▶ _Given exercise_: All lines holding the string "College" are to be shown.

Records from a collection of figures:
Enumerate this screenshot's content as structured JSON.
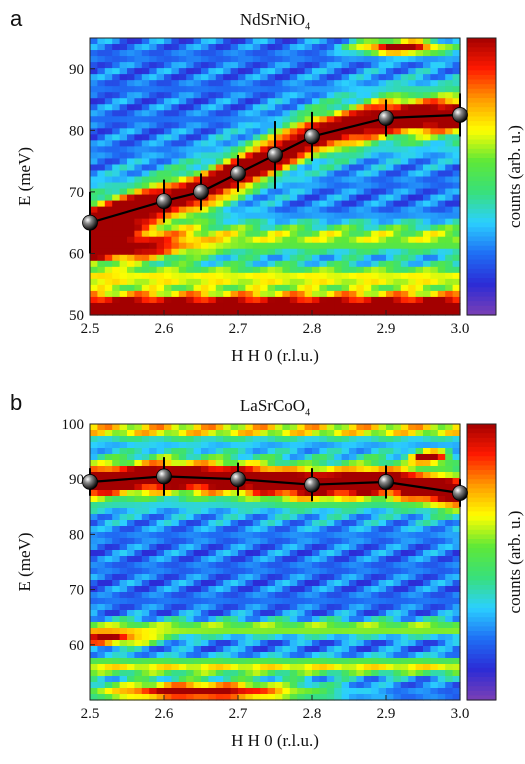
{
  "colorscale": [
    "#7b3fb5",
    "#2b2bd6",
    "#1f6ff5",
    "#2bd0ff",
    "#38e07a",
    "#5ee838",
    "#ffff00",
    "#ff9a00",
    "#ff1a00",
    "#a30000"
  ],
  "chart_data": [
    {
      "type": "heatmap",
      "panel_label": "a",
      "title_main": "NdSrNiO",
      "title_sub": "4",
      "xlabel": "H H 0 (r.l.u.)",
      "ylabel": "E (meV)",
      "colorbar_label": "counts (arb. u.)",
      "xlim": [
        2.5,
        3.0
      ],
      "ylim": [
        50,
        95
      ],
      "xticks": [
        2.5,
        2.6,
        2.7,
        2.8,
        2.9,
        3.0
      ],
      "xtick_labels": [
        "2.5",
        "2.6",
        "2.7",
        "2.8",
        "2.9",
        "3.0"
      ],
      "yticks": [
        50,
        60,
        70,
        80,
        90
      ],
      "ytick_labels": [
        "50",
        "60",
        "70",
        "80",
        "90"
      ],
      "series": [
        {
          "x": [
            2.5,
            2.6,
            2.65,
            2.7,
            2.75,
            2.8,
            2.9,
            3.0
          ],
          "y": [
            65,
            68.5,
            70,
            73,
            76,
            79,
            82,
            82.5
          ],
          "err": [
            5,
            3.5,
            3,
            3,
            5.5,
            4,
            3,
            3.5
          ]
        }
      ],
      "intensity_bands": [
        {
          "y": 50.8,
          "w": 1.2,
          "a": 1.0
        },
        {
          "y": 52.5,
          "w": 1.5,
          "a": 0.55
        },
        {
          "y": 56,
          "w": 2.2,
          "a": 0.45
        },
        {
          "y": 60.5,
          "w": 1.8,
          "a": 0.75,
          "x": 2.5,
          "xw": 0.12
        },
        {
          "y": 62.5,
          "w": 2.5,
          "a": 0.4
        },
        {
          "y": 93.5,
          "w": 1.2,
          "a": 0.9,
          "x": 2.92,
          "xw": 0.06
        }
      ]
    },
    {
      "type": "heatmap",
      "panel_label": "b",
      "title_main": "LaSrCoO",
      "title_sub": "4",
      "xlabel": "H H 0 (r.l.u.)",
      "ylabel": "E (meV)",
      "colorbar_label": "counts (arb. u.)",
      "xlim": [
        2.5,
        3.0
      ],
      "ylim": [
        50,
        100
      ],
      "xticks": [
        2.5,
        2.6,
        2.7,
        2.8,
        2.9,
        3.0
      ],
      "xtick_labels": [
        "2.5",
        "2.6",
        "2.7",
        "2.8",
        "2.9",
        "3.0"
      ],
      "yticks": [
        60,
        70,
        80,
        90,
        100
      ],
      "ytick_labels": [
        "60",
        "70",
        "80",
        "90",
        "100"
      ],
      "series": [
        {
          "x": [
            2.5,
            2.6,
            2.7,
            2.8,
            2.9,
            3.0
          ],
          "y": [
            89.5,
            90.5,
            90,
            89,
            89.5,
            87.5
          ],
          "err": [
            2.5,
            3.5,
            3,
            3,
            3,
            2.5
          ]
        }
      ],
      "intensity_bands": [
        {
          "y": 51.5,
          "w": 1.8,
          "a": 0.85,
          "x": 2.65,
          "xw": 0.15
        },
        {
          "y": 56,
          "w": 1.6,
          "a": 0.45
        },
        {
          "y": 61,
          "w": 1.3,
          "a": 0.7,
          "x": 2.52,
          "xw": 0.07
        },
        {
          "y": 63,
          "w": 1.5,
          "a": 0.4
        },
        {
          "y": 99,
          "w": 1.5,
          "a": 0.5
        },
        {
          "y": 94,
          "w": 1.2,
          "a": 0.9,
          "x": 2.96,
          "xw": 0.025
        }
      ]
    }
  ]
}
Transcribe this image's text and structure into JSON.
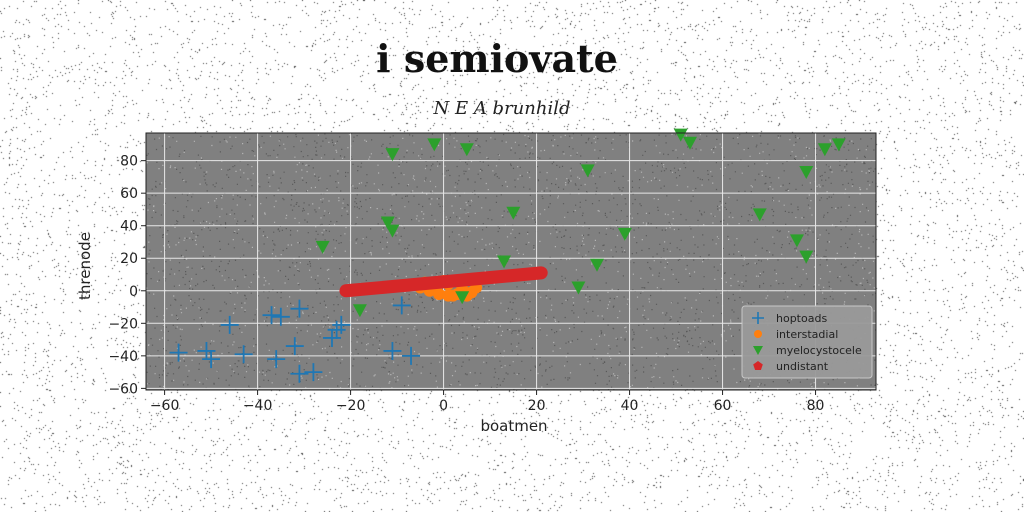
{
  "chart_data": {
    "type": "scatter",
    "title": "i semiovate",
    "subtitle": "N E A brunhild",
    "xlabel": "boatmen",
    "ylabel": "threnode",
    "xlim": [
      -64,
      93
    ],
    "ylim": [
      -61,
      97
    ],
    "xticks": [
      -60,
      -40,
      -20,
      0,
      20,
      40,
      60,
      80
    ],
    "yticks": [
      -60,
      -40,
      -20,
      0,
      20,
      40,
      60,
      80
    ],
    "grid": true,
    "legend_position": "lower-right",
    "series": [
      {
        "name": "hoptoads",
        "marker": "plus",
        "color": "#1f77b4",
        "points": [
          [
            -57,
            -38
          ],
          [
            -51,
            -37
          ],
          [
            -50,
            -42
          ],
          [
            -46,
            -21
          ],
          [
            -43,
            -39
          ],
          [
            -37,
            -15
          ],
          [
            -36,
            -42
          ],
          [
            -35,
            -16
          ],
          [
            -32,
            -34
          ],
          [
            -31,
            -11
          ],
          [
            -31,
            -51
          ],
          [
            -28,
            -50
          ],
          [
            -24,
            -29
          ],
          [
            -23,
            -24
          ],
          [
            -22,
            -21
          ],
          [
            -11,
            -37
          ],
          [
            -9,
            -9
          ],
          [
            -7,
            -40
          ]
        ]
      },
      {
        "name": "interstadial",
        "marker": "circle",
        "color": "#ff7f0e",
        "points": [
          [
            -4,
            5
          ],
          [
            -2,
            3
          ],
          [
            0,
            6
          ],
          [
            1,
            4
          ],
          [
            -3,
            0
          ],
          [
            -1,
            -2
          ],
          [
            2,
            -3
          ],
          [
            4,
            1
          ],
          [
            6,
            -1
          ],
          [
            7,
            2
          ],
          [
            -5,
            2
          ],
          [
            3,
            -2
          ],
          [
            5,
            -3
          ],
          [
            1,
            -3
          ]
        ]
      },
      {
        "name": "myelocystocele",
        "marker": "triangle-down",
        "color": "#2ca02c",
        "points": [
          [
            -26,
            27
          ],
          [
            -18,
            -12
          ],
          [
            -12,
            42
          ],
          [
            -11,
            37
          ],
          [
            -11,
            84
          ],
          [
            -2,
            90
          ],
          [
            4,
            -4
          ],
          [
            5,
            87
          ],
          [
            13,
            18
          ],
          [
            15,
            48
          ],
          [
            29,
            2
          ],
          [
            31,
            74
          ],
          [
            33,
            16
          ],
          [
            39,
            35
          ],
          [
            51,
            96
          ],
          [
            53,
            91
          ],
          [
            68,
            47
          ],
          [
            76,
            31
          ],
          [
            78,
            21
          ],
          [
            78,
            73
          ],
          [
            82,
            87
          ],
          [
            85,
            90
          ]
        ]
      },
      {
        "name": "undistant",
        "marker": "pentagon",
        "color": "#d62728",
        "line_from": [
          -21,
          0
        ],
        "line_to": [
          21,
          11
        ]
      }
    ]
  }
}
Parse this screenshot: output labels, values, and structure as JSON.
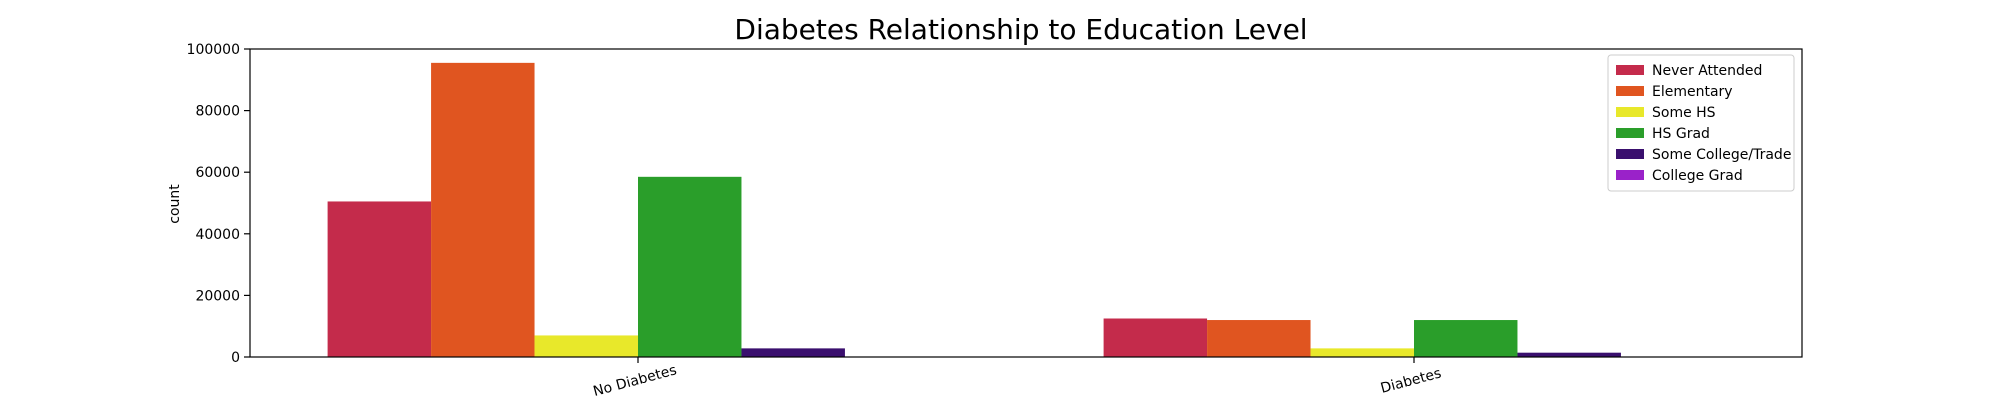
{
  "chart_data": {
    "type": "bar",
    "title": "Diabetes Relationship to Education Level",
    "xlabel": "",
    "ylabel": "count",
    "ylim": [
      0,
      100000
    ],
    "yticks": [
      0,
      20000,
      40000,
      60000,
      80000,
      100000
    ],
    "categories": [
      "No Diabetes",
      "Diabetes"
    ],
    "series": [
      {
        "name": "Never Attended",
        "color": "#c42b4b",
        "values": [
          50500,
          12500
        ]
      },
      {
        "name": "Elementary",
        "color": "#e05520",
        "values": [
          95500,
          12000
        ]
      },
      {
        "name": "Some HS",
        "color": "#e8e82a",
        "values": [
          7000,
          2800
        ]
      },
      {
        "name": "HS Grad",
        "color": "#2a9e2a",
        "values": [
          58500,
          12000
        ]
      },
      {
        "name": "Some College/Trade",
        "color": "#3a0f6e",
        "values": [
          2800,
          1400
        ]
      },
      {
        "name": "College Grad",
        "color": "#9a22c9",
        "values": [
          0,
          0
        ]
      }
    ],
    "legend": "top-right",
    "grid": false
  }
}
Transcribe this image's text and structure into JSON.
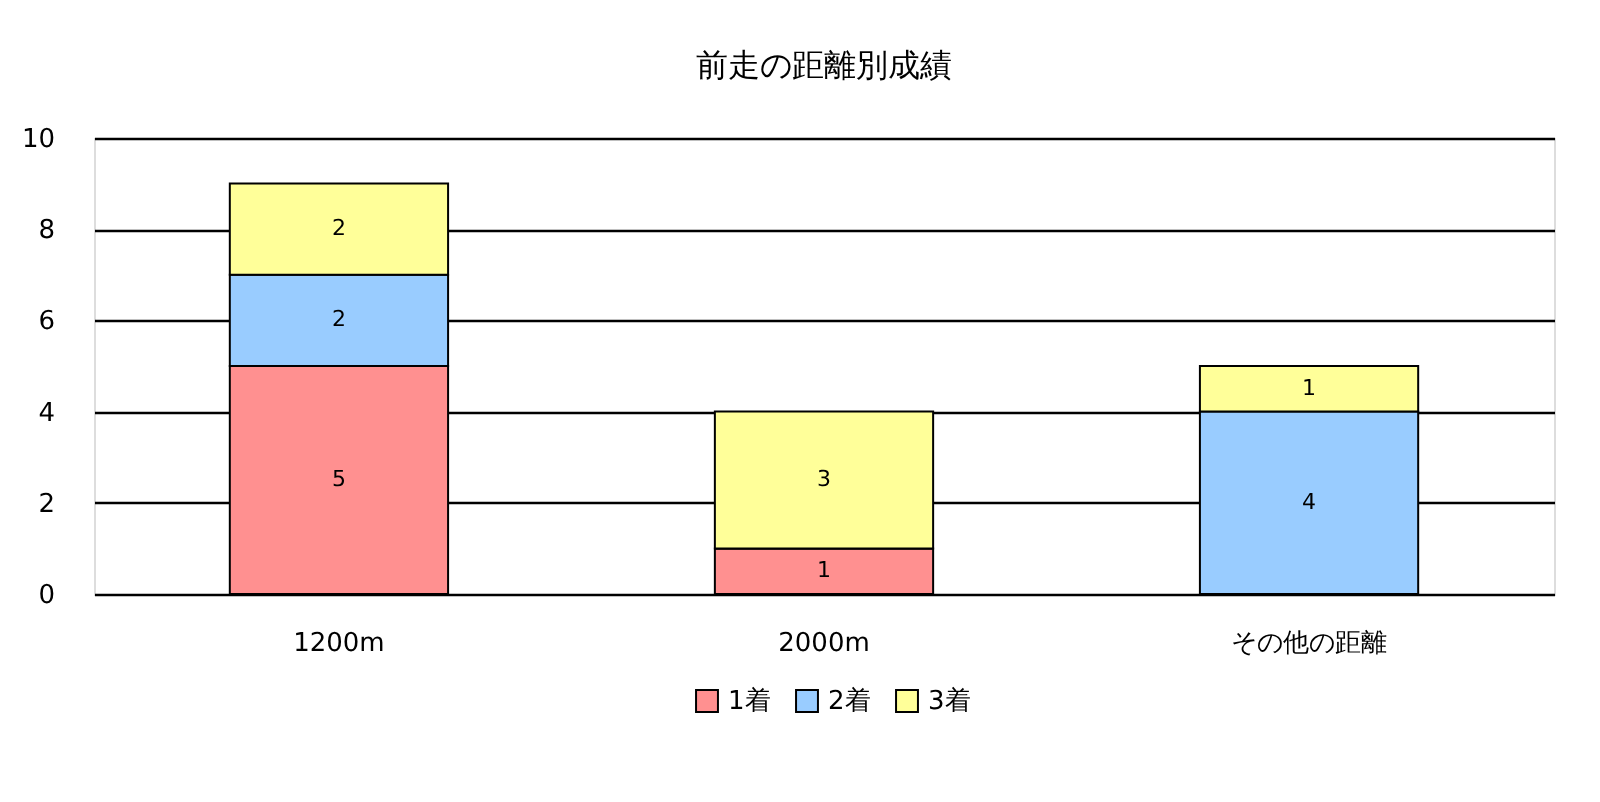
{
  "chart_data": {
    "type": "bar",
    "title": "前走の距離別成績",
    "categories": [
      "1200m",
      "2000m",
      "その他の距離"
    ],
    "series": [
      {
        "name": "1着",
        "color": "#ff9090",
        "values": [
          5,
          1,
          0
        ],
        "value_labels": [
          "5",
          "1",
          null
        ]
      },
      {
        "name": "2着",
        "color": "#99ccff",
        "values": [
          2,
          0,
          4
        ],
        "value_labels": [
          "2",
          null,
          "4"
        ]
      },
      {
        "name": "3着",
        "color": "#ffff99",
        "values": [
          2,
          3,
          1
        ],
        "value_labels": [
          "2",
          "3",
          "1"
        ]
      }
    ],
    "stacked": true,
    "ylim": [
      0,
      10
    ],
    "yticks": [
      0,
      2,
      4,
      6,
      8,
      10
    ],
    "grid": "y",
    "legend": "bottom"
  }
}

▶ _Reply to the exercise_:
        "name": "Some College/Trade",
        "name": "College Grad",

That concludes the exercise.